■ SET TASK ■
Pull every line with the word "title" out of the entries below.

■ INFORMATION GIVEN ■
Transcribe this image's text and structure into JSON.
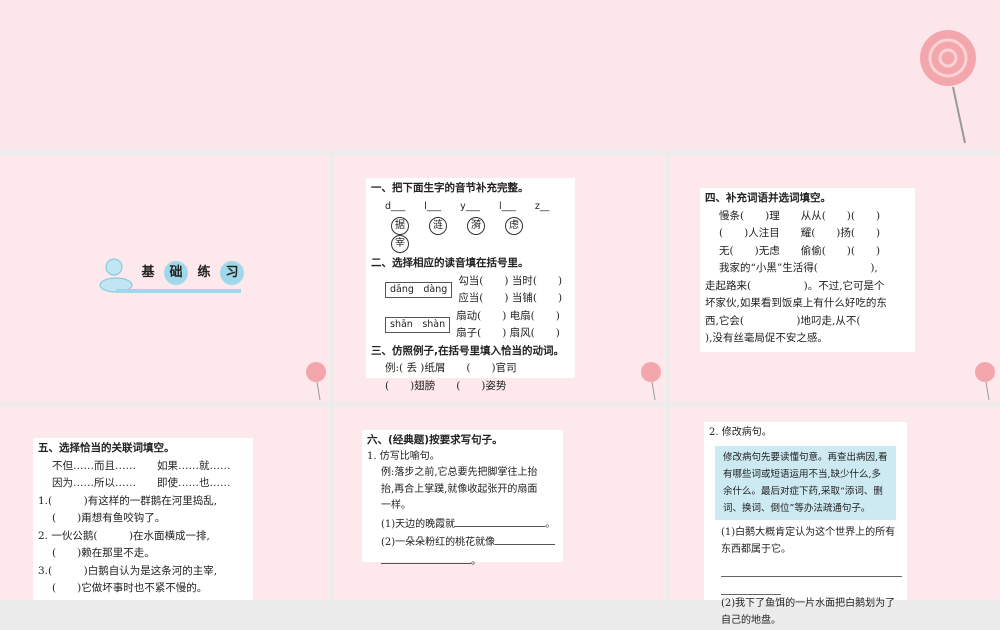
{
  "logo": {
    "chars": [
      "基",
      "础",
      "练",
      "习"
    ]
  },
  "q1": {
    "title": "一、把下面生字的音节补充完整。",
    "syllables": "d___　　l___　　y___　　l___　　z__",
    "chars": [
      "据",
      "涟",
      "漪",
      "虑",
      "宰"
    ]
  },
  "q2": {
    "title": "二、选择相应的读音填在括号里。",
    "pinyin1": "dāng　dàng",
    "pinyin2": "shān　shàn",
    "rows": [
      "勾当(　　) 当时(　　)",
      "应当(　　) 当铺(　　)",
      "扇动(　　) 电扇(　　)",
      "扇子(　　) 扇风(　　)"
    ]
  },
  "q3": {
    "title": "三、仿照例子,在括号里填入恰当的动词。",
    "lines": [
      "例:( 丢 )纸屑　　(　　)官司",
      "(　　)翅膀　　(　　)姿势"
    ]
  },
  "q4": {
    "title": "四、补充词语并选词填空。",
    "words": [
      "慢条(　　)理　　从从(　　)(　　)",
      "(　　)人注目　　耀(　　)扬(　　)",
      "无(　　)无虑　　偷偷(　　)(　　)"
    ],
    "para": [
      "我家的“小黑”生活得(　　　　　),",
      "走起路来(　　　　　)。不过,它可是个",
      "坏家伙,如果看到饭桌上有什么好吃的东",
      "西,它会(　　　　　)地叼走,从不(",
      "),没有丝毫局促不安之感。"
    ]
  },
  "q5": {
    "title": "五、选择恰当的关联词填空。",
    "options": [
      "不但……而且……　　如果……就……",
      "因为……所以……　　即使……也……"
    ],
    "items": [
      "1.(　　　)有这样的一群鹅在河里捣乱,",
      "(　　)甭想有鱼咬钩了。",
      "2. 一伙公鹅(　　　)在水面横成一排,",
      "(　　)赖在那里不走。",
      "3.(　　　)白鹅自认为是这条河的主宰,",
      "(　　)它做坏事时也不紧不慢的。"
    ]
  },
  "q6": {
    "title": "六、(经典题)按要求写句子。",
    "sub": "1. 仿写比喻句。",
    "example": [
      "例:落步之前,它总要先把脚掌往上抬",
      "抬,再合上掌蹼,就像收起张开的扇面",
      "一样。"
    ],
    "items": [
      "(1)天边的晚霞就",
      "(2)一朵朵粉红的桃花就像"
    ]
  },
  "q7": {
    "sub": "2. 修改病句。",
    "tip": "修改病句先要读懂句意。再查出病因,看有哪些词或短语运用不当,缺少什么,多余什么。最后对症下药,采取“添词、删词、换词、倒位”等办法疏通句子。",
    "items": [
      "(1)白鹅大概肯定认为这个世界上的所有东西都属于它。",
      "(2)我下了鱼饵的一片水面把白鹅划为了自己的地盘。"
    ]
  }
}
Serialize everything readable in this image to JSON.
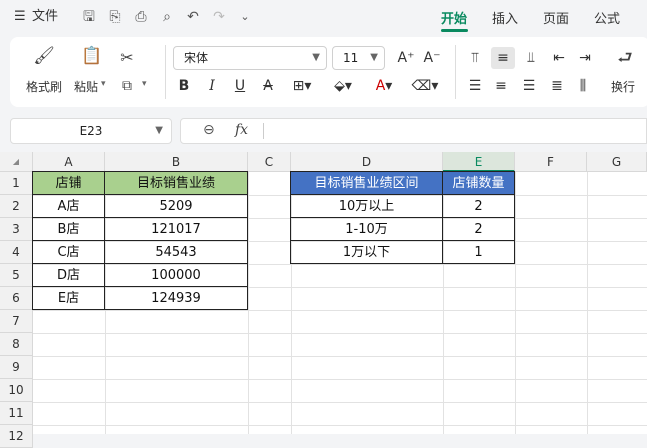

■ TASK SOLUTION ■
    "title": "一、把下面生字的音节补充完整。",
    "title": "二、选择相应的读音填在括号里。",
    "title": "三、仿照例子,在括号里填入恰当的动词。",
    "title": "四、补充词语并选词填空。",
    "title": "五、选择恰当的关联词填空。",
    "title": "六、(经典题)按要求写句子。",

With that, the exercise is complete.